• **Fragment dokumentu**
=-=-=
Politycy Solidarnej Polski nie chcą, aby nasz kraj płacił składki do Unii Europejskiej. Jako powód wskazują brak pomocy ze strony Wspólnoty na rzecz uchodźców z Ukrainy. O tym, co zamrożenie tej składki oznaczałoby dla Polski, mówi w rozmowie z naTemat Janusz Lewandowski, europoseł PO i były komisarz UE ds. budżetu.
Reklama.
Podobają Ci się moje artykuły? Możesz zostawić napiwek
Teraz możesz docenić pracę dziennikarzy i dziennikarek. Cała kwota trafi do nich. Wraz z napiwkiem możesz przekazać też krótką wiadomość.
"Po dwóch miesiącach wojny KE nie przekazała nawet jednego euro. Unia bezradności i hipokryzji" – napisał na Twitterze minister w KPRM Michał Wójcik z Solidarnej Polski i zapowiedział, że jego partia złoży projekt, zgodnie z którym Polska wstrzymałaby płacenie składek do Unii Europejskiej
– Środowisko Solidarnej Polski generalnie zgłasza pomysły niezwykle szkodliwe dla Polski – stwierdza w rozmowie z naTemat Janusz Lewandowski, europoseł PO i były komisarz UE ds. budżetu
Ziobryści myśleli wcześniej o obniżce składki do UE
Już w styczniu bieżącego roku Solidarna Polska rozważała podjęcie prac nad projektem ustawy obniżającej polską składkę do unijnego budżetu. Prokurator generalny Zbigniew Ziobro domagał się m.in. zbadania, czy możliwość nakładania przez TSUE kar na Polskę z powodu niezastosowania się do orzeczonego środka tymczasowego jest zgodna z Konstytucją RP.
=-=-=
• **Ćwiczenie pisemne 1**
Proszę przepisać z tekstu o składce Polski do UE fragment od słów „Politycy Solidarnej Polski” do słów „UE ds. budżetu.”.
• **Ćwiczenie pisemne 2**
Jaką funkcję pełnił wcześniej Janusz Lewandowski według tekstu o składce Polski do UE?
• **Ćwiczenie pisemne 3**
Dopisz dalszy ciąg tekstu o składce Polski do UE, zaczynając po jego ostatnim zdaniu.

• **Wykazy obszarów elementów**
=-=-=
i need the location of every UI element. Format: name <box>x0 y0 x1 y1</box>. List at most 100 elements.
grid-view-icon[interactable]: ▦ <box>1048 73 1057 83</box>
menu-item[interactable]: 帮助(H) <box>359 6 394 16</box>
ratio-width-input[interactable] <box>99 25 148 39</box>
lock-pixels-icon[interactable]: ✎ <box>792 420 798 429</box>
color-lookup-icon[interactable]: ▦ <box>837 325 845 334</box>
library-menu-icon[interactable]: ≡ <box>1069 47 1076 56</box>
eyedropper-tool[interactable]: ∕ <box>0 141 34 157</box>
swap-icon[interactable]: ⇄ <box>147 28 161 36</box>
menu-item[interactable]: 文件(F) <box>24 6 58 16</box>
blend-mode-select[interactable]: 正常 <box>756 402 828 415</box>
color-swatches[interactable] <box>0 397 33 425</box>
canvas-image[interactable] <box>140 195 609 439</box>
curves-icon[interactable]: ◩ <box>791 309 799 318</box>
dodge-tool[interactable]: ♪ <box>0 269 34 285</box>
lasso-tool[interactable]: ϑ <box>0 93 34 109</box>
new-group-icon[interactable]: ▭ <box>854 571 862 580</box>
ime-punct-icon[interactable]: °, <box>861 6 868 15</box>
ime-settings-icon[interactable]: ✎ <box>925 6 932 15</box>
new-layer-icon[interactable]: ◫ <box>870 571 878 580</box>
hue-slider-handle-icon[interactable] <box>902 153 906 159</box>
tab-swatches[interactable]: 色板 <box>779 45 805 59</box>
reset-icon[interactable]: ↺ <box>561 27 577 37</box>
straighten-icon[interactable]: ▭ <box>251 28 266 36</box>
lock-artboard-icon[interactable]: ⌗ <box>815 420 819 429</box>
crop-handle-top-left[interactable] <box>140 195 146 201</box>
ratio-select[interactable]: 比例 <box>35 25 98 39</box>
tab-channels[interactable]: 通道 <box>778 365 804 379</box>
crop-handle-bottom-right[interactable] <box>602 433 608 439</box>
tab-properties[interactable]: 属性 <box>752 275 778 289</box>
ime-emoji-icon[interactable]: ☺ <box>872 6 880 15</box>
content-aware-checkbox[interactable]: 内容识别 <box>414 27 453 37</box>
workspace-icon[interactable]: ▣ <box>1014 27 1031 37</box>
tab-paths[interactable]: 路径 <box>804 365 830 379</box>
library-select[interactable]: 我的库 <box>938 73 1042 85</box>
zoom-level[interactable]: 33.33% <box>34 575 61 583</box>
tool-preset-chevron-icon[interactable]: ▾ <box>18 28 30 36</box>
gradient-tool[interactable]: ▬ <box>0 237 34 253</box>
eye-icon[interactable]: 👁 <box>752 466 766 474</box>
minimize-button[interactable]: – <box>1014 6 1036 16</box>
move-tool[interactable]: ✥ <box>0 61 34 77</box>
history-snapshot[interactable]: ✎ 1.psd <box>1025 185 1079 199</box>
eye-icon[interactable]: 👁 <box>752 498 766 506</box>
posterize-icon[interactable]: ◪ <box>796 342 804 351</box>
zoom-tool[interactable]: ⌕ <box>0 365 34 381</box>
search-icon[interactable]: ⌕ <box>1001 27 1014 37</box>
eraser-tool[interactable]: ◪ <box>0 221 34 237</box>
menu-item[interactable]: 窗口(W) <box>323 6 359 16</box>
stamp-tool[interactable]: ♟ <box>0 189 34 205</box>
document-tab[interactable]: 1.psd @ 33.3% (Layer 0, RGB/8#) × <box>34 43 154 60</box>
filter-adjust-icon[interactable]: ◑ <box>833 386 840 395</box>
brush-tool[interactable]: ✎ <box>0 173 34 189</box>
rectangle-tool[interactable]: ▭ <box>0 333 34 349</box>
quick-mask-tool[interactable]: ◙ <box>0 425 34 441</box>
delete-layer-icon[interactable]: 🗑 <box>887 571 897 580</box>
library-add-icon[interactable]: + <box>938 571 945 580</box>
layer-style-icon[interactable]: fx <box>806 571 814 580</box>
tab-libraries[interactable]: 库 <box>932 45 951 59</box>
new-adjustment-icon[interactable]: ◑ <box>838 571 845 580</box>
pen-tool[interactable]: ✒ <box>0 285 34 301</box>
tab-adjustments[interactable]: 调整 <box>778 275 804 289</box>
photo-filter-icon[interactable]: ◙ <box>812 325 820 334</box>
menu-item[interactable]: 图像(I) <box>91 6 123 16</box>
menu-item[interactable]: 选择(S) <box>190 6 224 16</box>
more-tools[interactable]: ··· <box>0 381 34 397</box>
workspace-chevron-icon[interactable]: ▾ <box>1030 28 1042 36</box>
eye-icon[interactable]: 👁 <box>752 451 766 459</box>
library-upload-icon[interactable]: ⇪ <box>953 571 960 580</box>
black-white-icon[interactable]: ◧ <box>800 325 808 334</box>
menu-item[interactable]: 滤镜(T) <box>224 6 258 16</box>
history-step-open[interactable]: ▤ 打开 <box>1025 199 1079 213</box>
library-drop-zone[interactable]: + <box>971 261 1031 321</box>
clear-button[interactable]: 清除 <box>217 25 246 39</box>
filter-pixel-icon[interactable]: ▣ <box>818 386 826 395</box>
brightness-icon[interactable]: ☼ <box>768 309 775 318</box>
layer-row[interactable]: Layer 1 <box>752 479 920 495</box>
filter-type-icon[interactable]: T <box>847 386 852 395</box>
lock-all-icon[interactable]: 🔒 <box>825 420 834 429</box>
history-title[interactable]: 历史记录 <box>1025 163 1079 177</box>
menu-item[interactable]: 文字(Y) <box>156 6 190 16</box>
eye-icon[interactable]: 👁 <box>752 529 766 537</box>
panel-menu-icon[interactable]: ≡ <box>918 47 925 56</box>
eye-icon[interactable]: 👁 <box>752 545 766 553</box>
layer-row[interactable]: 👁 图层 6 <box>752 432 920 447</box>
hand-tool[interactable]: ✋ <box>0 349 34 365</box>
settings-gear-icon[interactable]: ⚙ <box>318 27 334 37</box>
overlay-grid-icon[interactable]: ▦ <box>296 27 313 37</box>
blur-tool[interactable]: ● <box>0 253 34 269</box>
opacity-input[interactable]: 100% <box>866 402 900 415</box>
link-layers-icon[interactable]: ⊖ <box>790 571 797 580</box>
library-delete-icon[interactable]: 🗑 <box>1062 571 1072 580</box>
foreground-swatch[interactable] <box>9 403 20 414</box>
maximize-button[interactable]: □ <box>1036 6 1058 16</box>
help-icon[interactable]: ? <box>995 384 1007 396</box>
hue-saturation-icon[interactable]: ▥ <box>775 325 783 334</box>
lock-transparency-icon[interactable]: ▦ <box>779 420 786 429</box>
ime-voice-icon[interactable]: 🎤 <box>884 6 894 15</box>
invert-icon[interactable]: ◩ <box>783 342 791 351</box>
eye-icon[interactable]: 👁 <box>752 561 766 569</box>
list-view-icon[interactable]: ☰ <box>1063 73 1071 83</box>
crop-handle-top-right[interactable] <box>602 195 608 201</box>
=-=-=
• **Oczekiwany wynik 1**
Politycy Solidarnej Polski nie chcą, aby nasz kraj płacił składki do Unii Europejskiej. Jako powód wskazują brak pomocy ze strony Wspólnoty na rzecz uchodźców z Ukrainy. O tym, co zamrożenie tej składki oznaczałoby dla Polski, mówi w rozmowie z naTemat Janusz Lewandowski, europoseł PO i były komisarz UE ds. budżetu.

• **Oczekiwany wynik 2**
Był komisarzem UE ds. budżetu.

• **Oczekiwany wynik 3**
Pomysł ziobrystów miał być odwetem za kopalnię Turów. – Jeśli trybunał orzeknie po naszej myśli, będzie to dla nas pretekst do przygotowania podstawy prawnej, najpewniej w formie ustawy, na mocy której Polska obniży wysokość składki do budżetu UE – powiedział w styczniu polityk Solidarnej Polski w rozmowie z "Dziennikiem Gazetą Prawną".
Sprawa jednak ucichła. Trybunał Konstytucyjny, który miał zająć się tematem 22 lutego, ostatecznie przełożył sprawę na maj. Nie ucichł jednak pomysł Solidarnej Polski.
"Unia bezradności i hipokryzji"
Członkowie partii Zbigniewa Ziobry chcą teraz całkowitego wstrzymania polskich składek płaconych do Unii Europejskiej. Tym razem powodem ma być brak pomocy od Wspólnoty na rzecz uchodźców z Ukrainy, którzy uciekli przed wojną do naszego kraju.
O swoim pomyśle ziobryści poinformowali w czwartek. "Solidarna Polska w czasie najbliższego posiedzenia Rady Ministrów zaproponuje zawieszenie składki płaconej przez Polskę do Unii Europejskiej. Po dwóch miesiącach wojny, KE nie przekazała nawet jednego euro. Unia bezradności i hipokryzji" – napisał na Twitterze minister w KPRM Michał Wójcik z Solidarnej Polski.
Na konferencji w Sejmie Wójcik mówił z kolei, że jeśli Komisja Europejska nie będzie umiała znaleźć źródła finansowania dla uchodźców, "to politycy Solidarnej Polski je konkretnie wskazują. Zasugerował tym samym, że te pieniądze miałyby pochodzić właśnie ze składek, których wysokość sięga "wielu miliardów euro".
Janusz Kowalski, poseł Solidarnej Polski, również przekonuje, że zawieszenie składki członkowskiej "to konieczność". "Polska potrzebuje 11 mld euro w 2022 r. na pomoc uchodźcom. Roczna składka do UE w latach 2021-2027 to 6,5 mld euro. Rocznie tracimy na unijnym parapodatku EU ETS – windującym ceny ciepła i prądu – 5 mld euro" – stwierdził polityk.
Lewandowski: "To pomysły niezwykle szkodliwe dla Polski"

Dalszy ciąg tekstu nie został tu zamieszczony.